Dataset records:
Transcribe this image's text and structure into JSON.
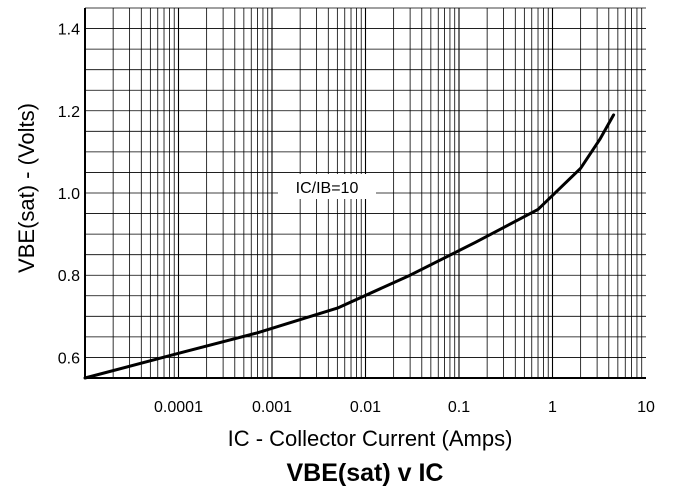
{
  "chart_data": {
    "type": "line",
    "title": "VBE(sat) v IC",
    "xlabel": "IC - Collector Current (Amps)",
    "ylabel": "VBE(sat) - (Volts)",
    "x_scale": "log",
    "xlim": [
      1e-05,
      10
    ],
    "ylim": [
      0.55,
      1.45
    ],
    "x_tick_labels": [
      "0.0001",
      "0.001",
      "0.01",
      "0.1",
      "1",
      "10"
    ],
    "x_tick_values": [
      0.0001,
      0.001,
      0.01,
      0.1,
      1,
      10
    ],
    "y_tick_labels": [
      "0.6",
      "0.8",
      "1.0",
      "1.2",
      "1.4"
    ],
    "y_tick_values": [
      0.6,
      0.8,
      1.0,
      1.2,
      1.4
    ],
    "grid": true,
    "annotation": "IC/IB=10",
    "series": [
      {
        "x": [
          1e-05,
          0.0001,
          0.0007,
          0.005,
          0.03,
          0.15,
          0.7,
          2.0,
          3.2,
          4.5
        ],
        "y": [
          0.55,
          0.61,
          0.66,
          0.72,
          0.8,
          0.88,
          0.96,
          1.06,
          1.13,
          1.19
        ]
      }
    ]
  }
}
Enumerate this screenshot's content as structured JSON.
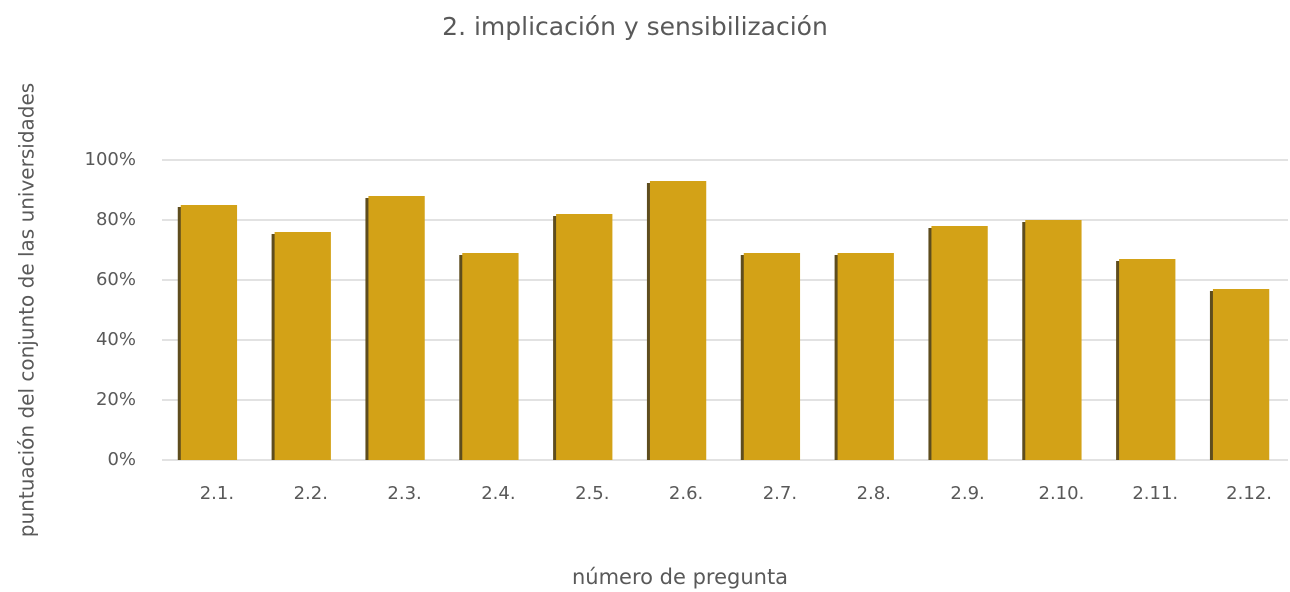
{
  "chart_data": {
    "type": "bar",
    "title": "2. implicación y sensibilización",
    "x_label": "número de pregunta",
    "y_label": "puntuación del conjunto de las universidades",
    "categories": [
      "2.1.",
      "2.2.",
      "2.3.",
      "2.4.",
      "2.5.",
      "2.6.",
      "2.7.",
      "2.8.",
      "2.9.",
      "2.10.",
      "2.11.",
      "2.12."
    ],
    "values": [
      85,
      76,
      88,
      69,
      82,
      93,
      69,
      69,
      78,
      80,
      67,
      57
    ],
    "color": "#d3a217",
    "ylim": [
      0,
      100
    ],
    "yticks": [
      {
        "value": 0,
        "label": "0%"
      },
      {
        "value": 20,
        "label": "20%"
      },
      {
        "value": 40,
        "label": "40%"
      },
      {
        "value": 60,
        "label": "60%"
      },
      {
        "value": 80,
        "label": "80%"
      },
      {
        "value": 100,
        "label": "100%"
      }
    ],
    "grid": true
  }
}
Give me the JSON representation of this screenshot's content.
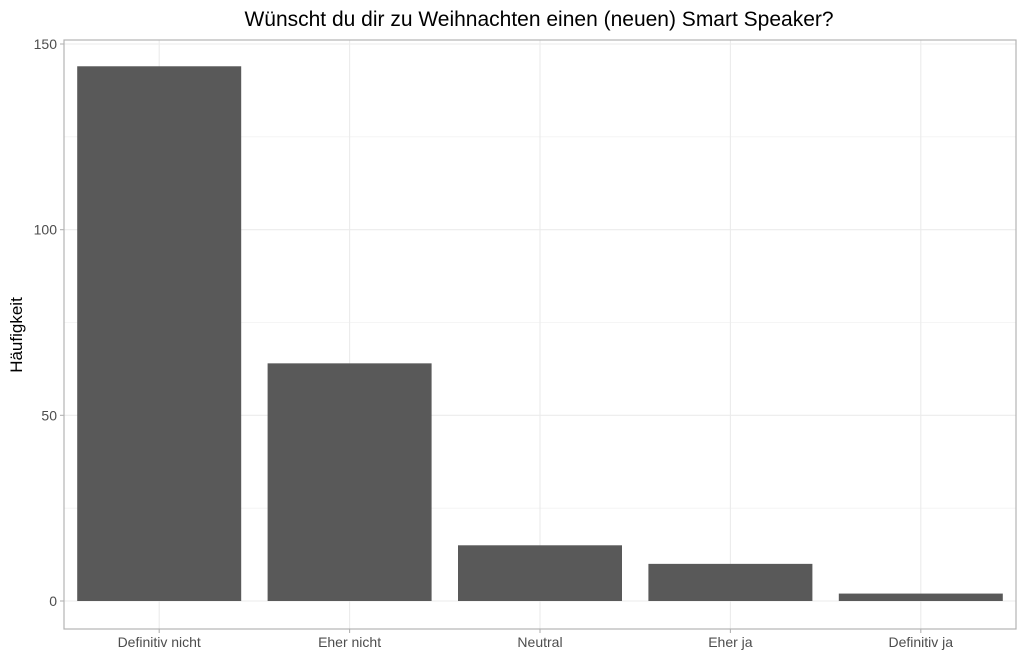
{
  "chart_data": {
    "type": "bar",
    "title": "Wünscht du dir zu Weihnachten einen (neuen) Smart Speaker?",
    "xlabel": "",
    "ylabel": "Häufigkeit",
    "categories": [
      "Definitiv nicht",
      "Eher nicht",
      "Neutral",
      "Eher ja",
      "Definitiv ja"
    ],
    "values": [
      144,
      64,
      15,
      10,
      2
    ],
    "ylim": [
      -7.2,
      151.2
    ],
    "y_ticks": [
      0,
      50,
      100,
      150
    ],
    "y_tick_labels": [
      "0",
      "50",
      "100",
      "150"
    ],
    "grid": true,
    "legend": "none",
    "colors": {
      "bar": "#595959",
      "grid_major": "#ebebeb",
      "grid_minor": "#f2f2f2",
      "panel_border": "#b3b3b3",
      "tick_text": "#4d4d4d",
      "title_text": "#000000"
    }
  }
}
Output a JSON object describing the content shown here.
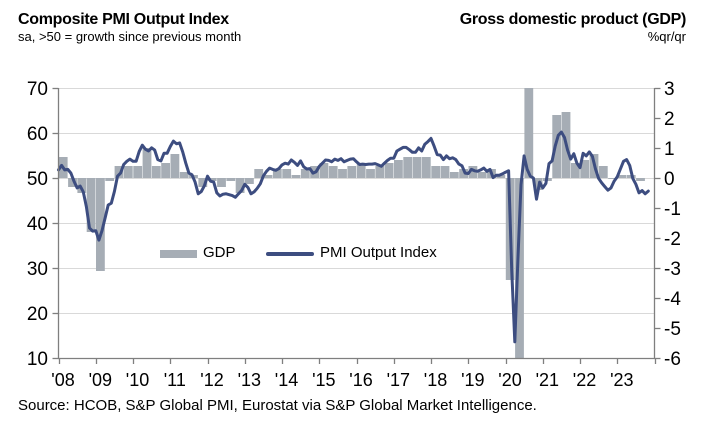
{
  "header": {
    "left_title": "Composite PMI Output Index",
    "left_subtitle": "sa, >50 = growth since previous month",
    "right_title": "Gross domestic product (GDP)",
    "right_subtitle": "%qr/qr"
  },
  "legend": {
    "gdp_label": "GDP",
    "pmi_label": "PMI Output Index"
  },
  "source": "Source: HCOB, S&P Global PMI, Eurostat via S&P Global Market Intelligence.",
  "colors": {
    "bar": "#a6adb5",
    "line": "#3d4d80",
    "grid": "#d9d9d9",
    "axis": "#7f7f7f",
    "text": "#000000"
  },
  "chart_data": {
    "type": "combo",
    "title": "Composite PMI Output Index vs Gross domestic product (GDP)",
    "x_axis": {
      "tick_labels": [
        "'08",
        "'09",
        "'10",
        "'11",
        "'12",
        "'13",
        "'14",
        "'15",
        "'16",
        "'17",
        "'18",
        "'19",
        "'20",
        "'21",
        "'22",
        "'23"
      ],
      "years_span": 16,
      "start_year": 2008
    },
    "y_axis_left": {
      "ticks": [
        70,
        60,
        50,
        40,
        30,
        20,
        10
      ],
      "range": [
        10,
        70
      ],
      "applies_to": "PMI Output Index"
    },
    "y_axis_right": {
      "ticks": [
        3,
        2,
        1,
        0,
        -1,
        -2,
        -3,
        -4,
        -5,
        -6
      ],
      "range": [
        -6,
        3
      ],
      "label": "%qr/qr",
      "applies_to": "GDP"
    },
    "grid": "horizontal-only",
    "legend_position": "inside-middle-left",
    "series": [
      {
        "name": "GDP",
        "type": "bar",
        "axis": "right",
        "frequency": "quarterly",
        "start": "2008-Q1",
        "values": [
          0.7,
          -0.3,
          -0.5,
          -1.8,
          -3.1,
          -0.1,
          0.4,
          0.4,
          0.4,
          1.0,
          0.4,
          0.5,
          0.8,
          0.2,
          0.1,
          -0.3,
          -0.1,
          -0.3,
          -0.1,
          -0.5,
          -0.2,
          0.3,
          0.1,
          0.3,
          0.3,
          0.1,
          0.3,
          0.4,
          0.5,
          0.4,
          0.3,
          0.4,
          0.5,
          0.3,
          0.4,
          0.5,
          0.6,
          0.7,
          0.7,
          0.7,
          0.4,
          0.4,
          0.2,
          0.3,
          0.4,
          0.2,
          0.3,
          0.1,
          -3.4,
          -6.0,
          3.0,
          -0.4,
          -0.1,
          2.1,
          2.2,
          0.5,
          0.6,
          0.8,
          0.4,
          0.0,
          0.1,
          0.1,
          -0.1
        ],
        "note_clipping": "2020-Q2 bar reaches axis minimum (-6) and 2020-Q3 bar reaches axis maximum (3), clipped by plot area"
      },
      {
        "name": "PMI Output Index",
        "type": "line",
        "axis": "left",
        "frequency": "monthly",
        "start": "2008-01",
        "values": [
          51.8,
          52.8,
          51.8,
          51.9,
          51.1,
          49.3,
          47.8,
          48.2,
          46.9,
          43.6,
          38.9,
          38.2,
          38.3,
          36.2,
          38.3,
          41.1,
          44.0,
          44.4,
          47.0,
          50.4,
          51.1,
          53.0,
          53.7,
          54.2,
          53.7,
          53.7,
          55.9,
          57.3,
          56.4,
          56.0,
          56.7,
          56.2,
          54.1,
          53.8,
          55.5,
          55.5,
          57.0,
          58.2,
          57.6,
          57.8,
          55.8,
          53.3,
          51.1,
          50.7,
          49.1,
          46.5,
          47.0,
          48.3,
          50.4,
          49.3,
          49.1,
          46.7,
          46.0,
          46.4,
          46.5,
          46.3,
          46.1,
          45.7,
          46.5,
          47.2,
          48.6,
          47.9,
          46.5,
          46.9,
          47.7,
          48.7,
          50.5,
          51.5,
          52.2,
          51.9,
          51.7,
          52.1,
          52.9,
          53.3,
          53.1,
          54.0,
          53.5,
          52.8,
          53.8,
          52.5,
          52.0,
          52.1,
          51.1,
          51.4,
          52.6,
          53.3,
          54.0,
          53.9,
          53.6,
          54.2,
          53.9,
          54.3,
          53.6,
          53.9,
          54.2,
          54.3,
          53.6,
          53.0,
          53.1,
          53.0,
          53.1,
          53.1,
          53.2,
          52.9,
          52.6,
          53.3,
          53.9,
          54.4,
          54.4,
          56.0,
          56.4,
          56.8,
          56.8,
          56.3,
          55.7,
          55.7,
          56.7,
          56.0,
          57.5,
          58.1,
          58.8,
          57.1,
          55.2,
          55.1,
          54.1,
          54.9,
          54.3,
          54.5,
          54.1,
          53.1,
          52.7,
          51.1,
          51.0,
          51.9,
          51.6,
          51.5,
          51.8,
          52.2,
          51.5,
          51.9,
          50.1,
          50.6,
          50.6,
          50.9,
          51.3,
          51.6,
          29.7,
          13.6,
          31.9,
          48.5,
          54.9,
          51.9,
          50.4,
          50.0,
          45.3,
          49.1,
          47.8,
          48.8,
          53.2,
          53.8,
          57.1,
          59.5,
          60.2,
          59.0,
          56.2,
          54.2,
          55.4,
          53.3,
          52.3,
          55.5,
          54.9,
          55.8,
          54.8,
          52.0,
          49.9,
          48.9,
          48.1,
          47.3,
          47.8,
          49.3,
          50.3,
          52.0,
          53.7,
          54.1,
          52.8,
          49.9,
          48.6,
          46.7,
          47.2,
          46.5,
          47.1
        ]
      }
    ]
  }
}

Exercise details: Find every line above that contains the word "Output", and return each one.

Complete response:
Output a JSON object describing the content shown here.
    "left_title": "Composite PMI Output Index",
    "pmi_label": "PMI Output Index"
    "title": "Composite PMI Output Index vs Gross domestic product (GDP)",
      "applies_to": "PMI Output Index"
        "name": "PMI Output Index",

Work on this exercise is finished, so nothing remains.